Sort through the data and copy the lines holding the word "Produção".

Data records
╭──

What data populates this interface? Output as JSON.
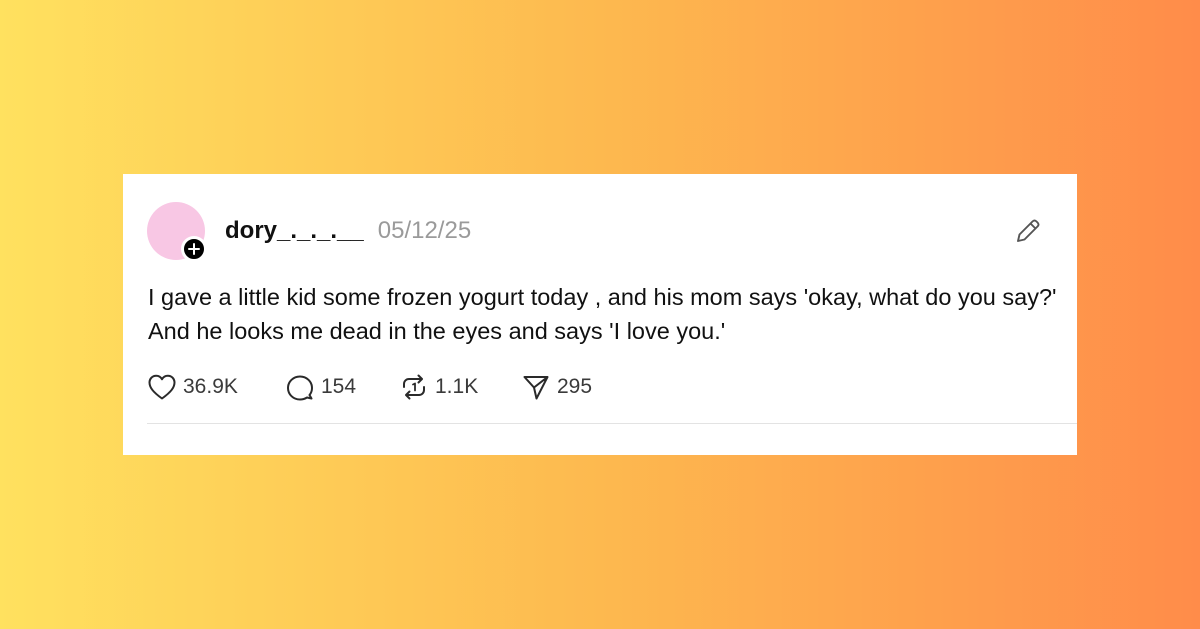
{
  "theme": {
    "gradient_left": "#ffe15f",
    "gradient_mid": "#fdb94f",
    "gradient_right": "#ff8c4a",
    "card_bg": "#ffffff",
    "avatar_color": "#f8c7e4"
  },
  "post": {
    "username": "dory_._._.__",
    "date": "05/12/25",
    "text": "I gave a little kid some frozen yogurt today , and his mom says 'okay, what do you say?' And he looks me dead in the eyes and says 'I love you.'",
    "icons": {
      "avatar_badge": "plus-icon",
      "top_right": "pencil-icon"
    },
    "actions": {
      "likes": {
        "icon": "heart-icon",
        "count": "36.9K"
      },
      "replies": {
        "icon": "speech-bubble-icon",
        "count": "154"
      },
      "reposts": {
        "icon": "repost-icon",
        "count": "1.1K"
      },
      "shares": {
        "icon": "paper-plane-icon",
        "count": "295"
      }
    }
  }
}
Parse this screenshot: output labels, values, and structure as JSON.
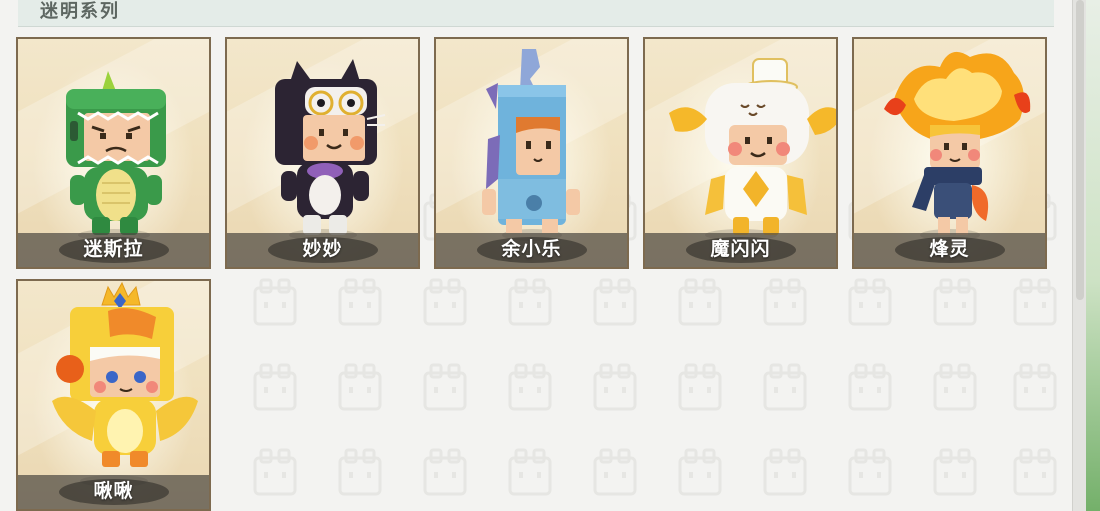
{
  "section": {
    "title": "迷明系列"
  },
  "skins": [
    {
      "name": "迷斯拉",
      "character": "green-dinosaur"
    },
    {
      "name": "妙妙",
      "character": "black-cat"
    },
    {
      "name": "余小乐",
      "character": "blue-fish-suit"
    },
    {
      "name": "魔闪闪",
      "character": "white-gold-angel"
    },
    {
      "name": "烽灵",
      "character": "fire-spirit"
    },
    {
      "name": "啾啾",
      "character": "yellow-bird"
    }
  ],
  "colors": {
    "card_border": "#7d6a4f",
    "card_bg": "#f0e1bf",
    "name_bar": "#4e4a42",
    "header_bg": "#e4ece8"
  }
}
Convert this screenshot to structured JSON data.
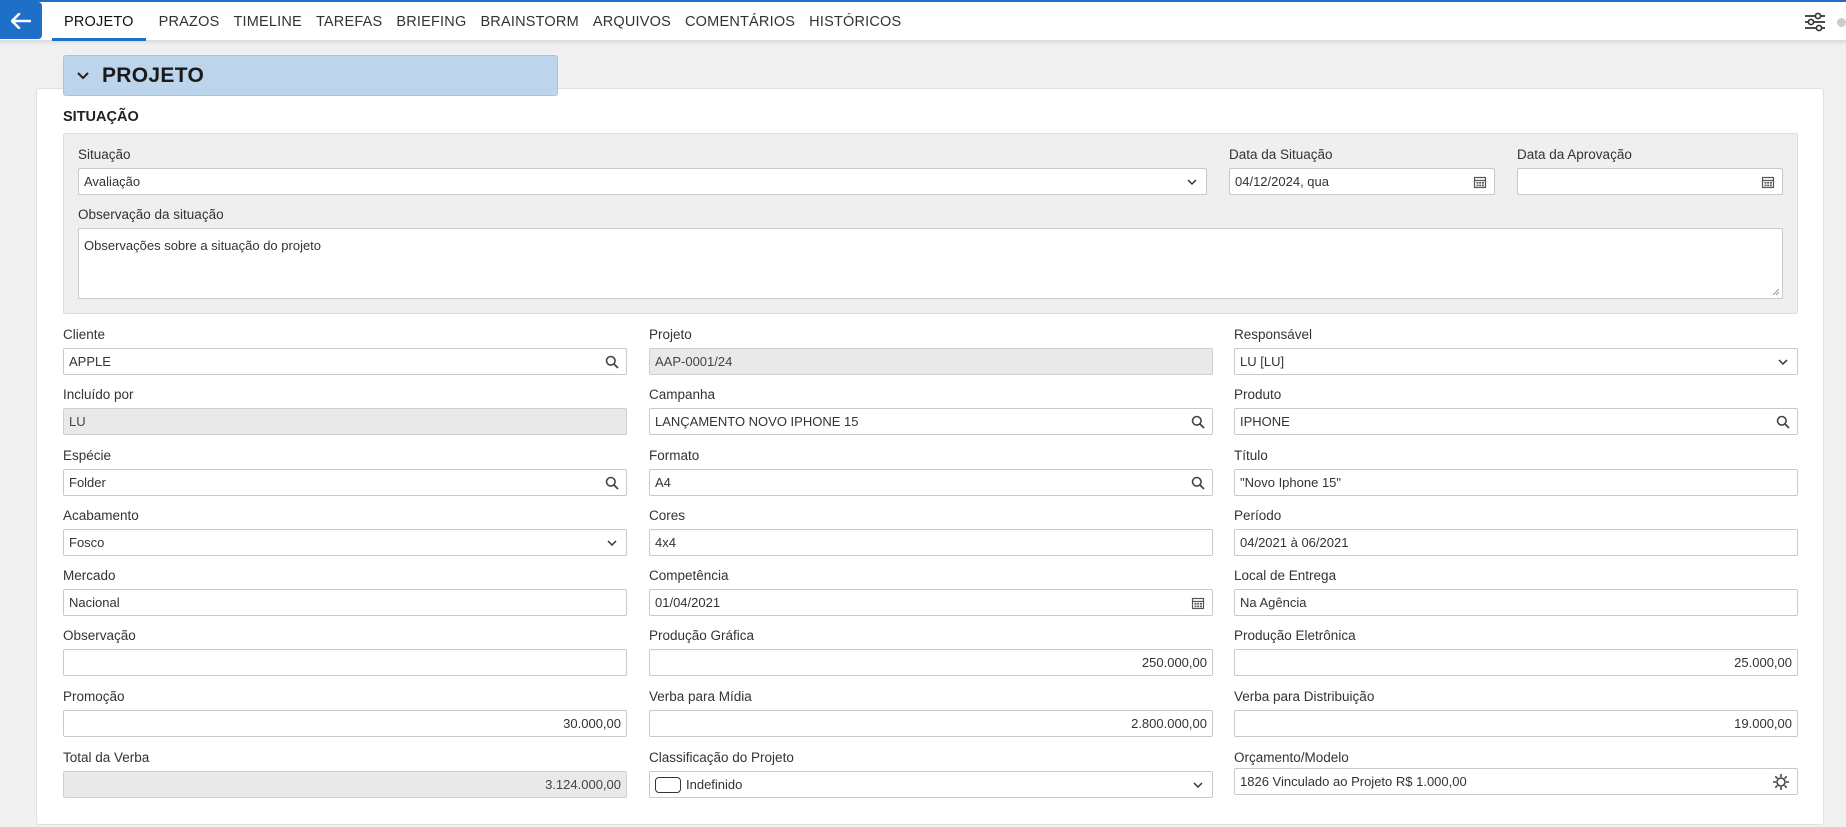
{
  "tabs": [
    "PROJETO",
    "PRAZOS",
    "TIMELINE",
    "TAREFAS",
    "BRIEFING",
    "BRAINSTORM",
    "ARQUIVOS",
    "COMENTÁRIOS",
    "HISTÓRICOS"
  ],
  "colors": {
    "accent": "#1e6fc8",
    "section_header_bg": "#bcd5ec",
    "readonly_bg": "#e9e9e9"
  },
  "section": {
    "title": "PROJETO"
  },
  "situacao": {
    "heading": "SITUAÇÃO",
    "situacao_label": "Situação",
    "situacao_value": "Avaliação",
    "data_situacao_label": "Data da Situação",
    "data_situacao_value": "04/12/2024, qua",
    "data_aprovacao_label": "Data da Aprovação",
    "data_aprovacao_value": "",
    "observacao_label": "Observação da situação",
    "observacao_value": "Observações sobre a situação do projeto"
  },
  "fields": {
    "cliente": {
      "label": "Cliente",
      "value": "APPLE"
    },
    "projeto": {
      "label": "Projeto",
      "value": "AAP-0001/24"
    },
    "responsavel": {
      "label": "Responsável",
      "value": "LU [LU]"
    },
    "incluido_por": {
      "label": "Incluído por",
      "value": "LU"
    },
    "campanha": {
      "label": "Campanha",
      "value": "LANÇAMENTO NOVO IPHONE 15"
    },
    "produto": {
      "label": "Produto",
      "value": "IPHONE"
    },
    "especie": {
      "label": "Espécie",
      "value": "Folder"
    },
    "formato": {
      "label": "Formato",
      "value": "A4"
    },
    "titulo": {
      "label": "Título",
      "value": "\"Novo Iphone 15\""
    },
    "acabamento": {
      "label": "Acabamento",
      "value": "Fosco"
    },
    "cores": {
      "label": "Cores",
      "value": "4x4"
    },
    "periodo": {
      "label": "Período",
      "value": "04/2021 à 06/2021"
    },
    "mercado": {
      "label": "Mercado",
      "value": "Nacional"
    },
    "competencia": {
      "label": "Competência",
      "value": "01/04/2021"
    },
    "local_entrega": {
      "label": "Local de Entrega",
      "value": "Na Agência"
    },
    "observacao": {
      "label": "Observação",
      "value": ""
    },
    "producao_grafica": {
      "label": "Produção Gráfica",
      "value": "250.000,00"
    },
    "producao_eletronica": {
      "label": "Produção Eletrônica",
      "value": "25.000,00"
    },
    "promocao": {
      "label": "Promoção",
      "value": "30.000,00"
    },
    "verba_midia": {
      "label": "Verba para Mídia",
      "value": "2.800.000,00"
    },
    "verba_distribuicao": {
      "label": "Verba para Distribuição",
      "value": "19.000,00"
    },
    "total_verba": {
      "label": "Total da Verba",
      "value": "3.124.000,00"
    },
    "classificacao": {
      "label": "Classificação do Projeto",
      "value": "Indefinido"
    },
    "orcamento": {
      "label": "Orçamento/Modelo",
      "value": "1826 Vinculado ao Projeto R$ 1.000,00"
    }
  }
}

╰──

## Result of the task
      "label": "Produção Gráfica",
      "label": "Produção Eletrônica",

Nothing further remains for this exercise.